--- start Supplied data ---
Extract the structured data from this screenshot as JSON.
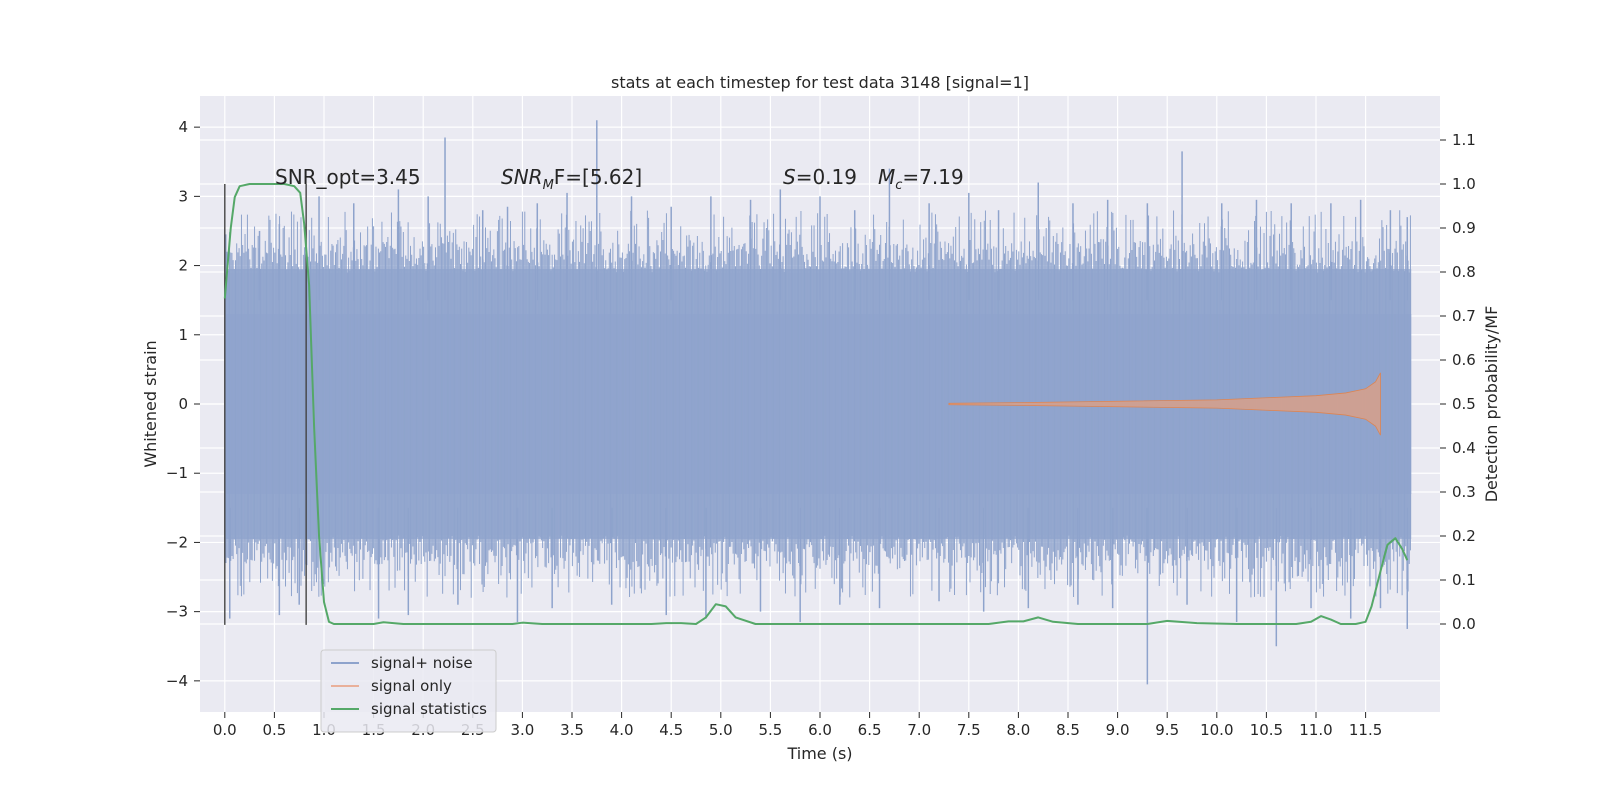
{
  "chart_data": {
    "type": "line",
    "title": "stats at each timestep for test data 3148 [signal=1]",
    "xlabel": "Time (s)",
    "ylabel": "Whitened strain",
    "ylabel_right": "Detection probability/MF",
    "xlim": [
      -0.25,
      12.25
    ],
    "ylim": [
      -4.45,
      4.45
    ],
    "ylim_right": [
      -0.2,
      1.2
    ],
    "x_ticks": [
      "0.0",
      "0.5",
      "1.0",
      "1.5",
      "2.0",
      "2.5",
      "3.0",
      "3.5",
      "4.0",
      "4.5",
      "5.0",
      "5.5",
      "6.0",
      "6.5",
      "7.0",
      "7.5",
      "8.0",
      "8.5",
      "9.0",
      "9.5",
      "10.0",
      "10.5",
      "11.0",
      "11.5"
    ],
    "y_ticks": [
      {
        "value": 4,
        "label": "4"
      },
      {
        "value": 3,
        "label": "3"
      },
      {
        "value": 2,
        "label": "2"
      },
      {
        "value": 1,
        "label": "1"
      },
      {
        "value": 0,
        "label": "0"
      },
      {
        "value": -1,
        "label": "−1"
      },
      {
        "value": -2,
        "label": "−2"
      },
      {
        "value": -3,
        "label": "−3"
      },
      {
        "value": -4,
        "label": "−4"
      }
    ],
    "y_ticks_right": [
      "0.0",
      "0.1",
      "0.2",
      "0.3",
      "0.4",
      "0.5",
      "0.6",
      "0.7",
      "0.8",
      "0.9",
      "1.0",
      "1.1"
    ],
    "grid": true,
    "legend_placement": "lower-left",
    "annotations": {
      "snr_opt": "SNR_opt=3.45",
      "snr_mf_main": "SNR",
      "snr_mf_sub": "M",
      "snr_mf_rest": "F=[5.62]",
      "s_main": "S",
      "s_rest": "=0.19",
      "mc_main": "M",
      "mc_sub": "c",
      "mc_rest": "=7.19"
    },
    "series": [
      {
        "name": "signal+ noise",
        "color": "#8ea3cc",
        "t_start": 0.0,
        "t_end": 11.96,
        "band_bulk": [
          -1.3,
          1.3
        ],
        "band_typical": [
          -1.95,
          1.95
        ],
        "peaks_up": [
          {
            "x": 0.02,
            "y": 2.2
          },
          {
            "x": 0.35,
            "y": 2.5
          },
          {
            "x": 0.55,
            "y": 2.6
          },
          {
            "x": 0.95,
            "y": 3.0
          },
          {
            "x": 1.3,
            "y": 2.9
          },
          {
            "x": 1.75,
            "y": 3.1
          },
          {
            "x": 2.05,
            "y": 3.0
          },
          {
            "x": 2.22,
            "y": 3.85
          },
          {
            "x": 2.6,
            "y": 2.8
          },
          {
            "x": 2.85,
            "y": 2.85
          },
          {
            "x": 3.15,
            "y": 2.9
          },
          {
            "x": 3.45,
            "y": 3.05
          },
          {
            "x": 3.75,
            "y": 4.1
          },
          {
            "x": 4.1,
            "y": 3.0
          },
          {
            "x": 4.5,
            "y": 2.85
          },
          {
            "x": 4.9,
            "y": 3.0
          },
          {
            "x": 5.3,
            "y": 2.95
          },
          {
            "x": 5.6,
            "y": 3.1
          },
          {
            "x": 6.0,
            "y": 3.0
          },
          {
            "x": 6.35,
            "y": 2.8
          },
          {
            "x": 6.7,
            "y": 3.4
          },
          {
            "x": 7.1,
            "y": 2.9
          },
          {
            "x": 7.5,
            "y": 3.05
          },
          {
            "x": 7.8,
            "y": 2.8
          },
          {
            "x": 8.2,
            "y": 3.2
          },
          {
            "x": 8.55,
            "y": 2.9
          },
          {
            "x": 8.9,
            "y": 2.95
          },
          {
            "x": 9.3,
            "y": 2.9
          },
          {
            "x": 9.65,
            "y": 3.65
          },
          {
            "x": 10.05,
            "y": 2.9
          },
          {
            "x": 10.4,
            "y": 2.95
          },
          {
            "x": 10.75,
            "y": 2.9
          },
          {
            "x": 11.15,
            "y": 2.9
          },
          {
            "x": 11.45,
            "y": 2.95
          },
          {
            "x": 11.75,
            "y": 2.8
          },
          {
            "x": 11.92,
            "y": 2.7
          }
        ],
        "peaks_down": [
          {
            "x": 0.05,
            "y": -3.1
          },
          {
            "x": 0.55,
            "y": -3.05
          },
          {
            "x": 0.75,
            "y": -2.9
          },
          {
            "x": 1.55,
            "y": -3.1
          },
          {
            "x": 1.85,
            "y": -3.05
          },
          {
            "x": 2.35,
            "y": -2.9
          },
          {
            "x": 2.95,
            "y": -3.15
          },
          {
            "x": 3.3,
            "y": -2.95
          },
          {
            "x": 3.9,
            "y": -2.9
          },
          {
            "x": 4.45,
            "y": -3.05
          },
          {
            "x": 4.85,
            "y": -3.1
          },
          {
            "x": 5.4,
            "y": -3.0
          },
          {
            "x": 5.8,
            "y": -3.15
          },
          {
            "x": 6.2,
            "y": -2.9
          },
          {
            "x": 6.6,
            "y": -2.95
          },
          {
            "x": 7.2,
            "y": -2.85
          },
          {
            "x": 7.65,
            "y": -3.0
          },
          {
            "x": 8.1,
            "y": -2.95
          },
          {
            "x": 8.6,
            "y": -2.9
          },
          {
            "x": 8.95,
            "y": -2.95
          },
          {
            "x": 9.3,
            "y": -4.05
          },
          {
            "x": 9.7,
            "y": -2.9
          },
          {
            "x": 10.2,
            "y": -3.15
          },
          {
            "x": 10.6,
            "y": -3.5
          },
          {
            "x": 10.95,
            "y": -2.95
          },
          {
            "x": 11.35,
            "y": -3.1
          },
          {
            "x": 11.65,
            "y": -2.95
          },
          {
            "x": 11.92,
            "y": -3.25
          }
        ]
      },
      {
        "name": "signal only",
        "color": "#dd8452",
        "t_start": 7.3,
        "t_end": 11.65,
        "envelope": [
          {
            "x": 7.3,
            "y": 0.01
          },
          {
            "x": 8.0,
            "y": 0.02
          },
          {
            "x": 9.0,
            "y": 0.04
          },
          {
            "x": 10.0,
            "y": 0.06
          },
          {
            "x": 10.5,
            "y": 0.09
          },
          {
            "x": 11.0,
            "y": 0.12
          },
          {
            "x": 11.3,
            "y": 0.16
          },
          {
            "x": 11.5,
            "y": 0.22
          },
          {
            "x": 11.6,
            "y": 0.32
          },
          {
            "x": 11.65,
            "y": 0.45
          }
        ]
      },
      {
        "name": "signal statistics",
        "color": "#55a868",
        "x": [
          0.0,
          0.03,
          0.06,
          0.1,
          0.15,
          0.25,
          0.4,
          0.6,
          0.7,
          0.76,
          0.8,
          0.85,
          0.9,
          0.95,
          1.0,
          1.05,
          1.1,
          1.2,
          1.5,
          1.6,
          1.8,
          2.5,
          2.9,
          3.0,
          3.2,
          4.0,
          4.3,
          4.45,
          4.6,
          4.75,
          4.85,
          4.95,
          5.05,
          5.15,
          5.35,
          5.6,
          6.0,
          7.0,
          7.7,
          7.9,
          8.05,
          8.2,
          8.35,
          8.6,
          9.0,
          9.3,
          9.5,
          9.8,
          10.2,
          10.8,
          10.95,
          11.05,
          11.15,
          11.25,
          11.4,
          11.5,
          11.56,
          11.65,
          11.72,
          11.8,
          11.87,
          11.92
        ],
        "y": [
          0.74,
          0.82,
          0.9,
          0.97,
          0.995,
          1.0,
          1.0,
          1.0,
          0.995,
          0.98,
          0.91,
          0.77,
          0.45,
          0.2,
          0.05,
          0.005,
          0.0,
          0.0,
          0.0,
          0.004,
          0.0,
          0.0,
          0.0,
          0.003,
          0.0,
          0.0,
          0.0,
          0.002,
          0.002,
          0.0,
          0.015,
          0.045,
          0.04,
          0.015,
          0.0,
          0.0,
          0.0,
          0.0,
          0.0,
          0.006,
          0.006,
          0.015,
          0.005,
          0.0,
          0.0,
          0.0,
          0.007,
          0.002,
          0.0,
          0.0,
          0.005,
          0.018,
          0.01,
          0.0,
          0.0,
          0.005,
          0.04,
          0.12,
          0.18,
          0.195,
          0.17,
          0.145
        ]
      }
    ],
    "vertical_markers": [
      {
        "x": 0.0,
        "y_right": [
          -0.002,
          1.0
        ]
      },
      {
        "x": 0.82,
        "y_right": [
          -0.002,
          1.0
        ]
      }
    ]
  }
}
--- end Supplied data ---
**What needs to be done:** Find the lines with the string "name" and reproduce them.

**Answer to the task:**
        "name": "signal+ noise",
        "name": "signal only",
        "name": "signal statistics",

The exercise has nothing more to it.